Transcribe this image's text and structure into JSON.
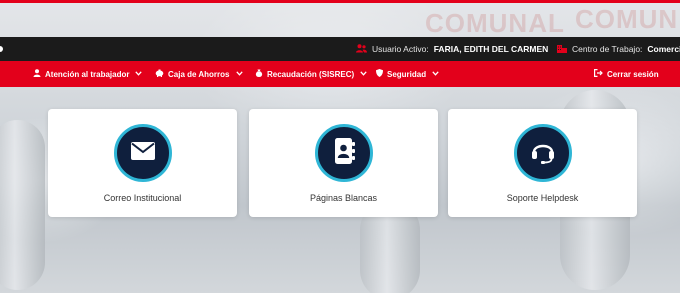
{
  "status_bar": {
    "user_label": "Usuario Activo:",
    "user_value": "FARIA, EDITH DEL CARMEN",
    "center_label": "Centro de Trabajo:",
    "center_value": "Comercializ",
    "user_icon": "users-icon",
    "center_icon": "building-icon"
  },
  "nav": {
    "items": [
      {
        "label": "Atención al trabajador",
        "icon": "user-icon"
      },
      {
        "label": "Caja de Ahorros",
        "icon": "piggy-bank-icon"
      },
      {
        "label": "Recaudación (SISREC)",
        "icon": "money-bag-icon"
      },
      {
        "label": "Seguridad",
        "icon": "shield-icon"
      }
    ],
    "logout_label": "Cerrar sesión",
    "logout_icon": "sign-out-icon"
  },
  "cards": [
    {
      "label": "Correo Institucional",
      "icon": "envelope-icon"
    },
    {
      "label": "Páginas Blancas",
      "icon": "address-book-icon"
    },
    {
      "label": "Soporte Helpdesk",
      "icon": "headset-icon"
    }
  ],
  "colors": {
    "brand_red": "#e3001b",
    "status_bar": "#1b1b1b",
    "icon_circle": "#0f1f3d",
    "icon_ring": "#2fb6d6"
  }
}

* Written instruction
Restate each entry word for word, leaving out any pictures.

* Result of the exercise
Transcribe this image's text and structure into JSON.
{
  "status_bar": {
    "user_label": "Usuario Activo:",
    "user_value": "FARIA, EDITH DEL CARMEN",
    "center_label": "Centro de Trabajo:",
    "center_value": "Comercializ",
    "user_icon": "users-icon",
    "center_icon": "building-icon"
  },
  "nav": {
    "items": [
      {
        "label": "Atención al trabajador",
        "icon": "user-icon"
      },
      {
        "label": "Caja de Ahorros",
        "icon": "piggy-bank-icon"
      },
      {
        "label": "Recaudación (SISREC)",
        "icon": "money-bag-icon"
      },
      {
        "label": "Seguridad",
        "icon": "shield-icon"
      }
    ],
    "logout_label": "Cerrar sesión",
    "logout_icon": "sign-out-icon"
  },
  "cards": [
    {
      "label": "Correo Institucional",
      "icon": "envelope-icon"
    },
    {
      "label": "Páginas Blancas",
      "icon": "address-book-icon"
    },
    {
      "label": "Soporte Helpdesk",
      "icon": "headset-icon"
    }
  ],
  "colors": {
    "brand_red": "#e3001b",
    "status_bar": "#1b1b1b",
    "icon_circle": "#0f1f3d",
    "icon_ring": "#2fb6d6"
  }
}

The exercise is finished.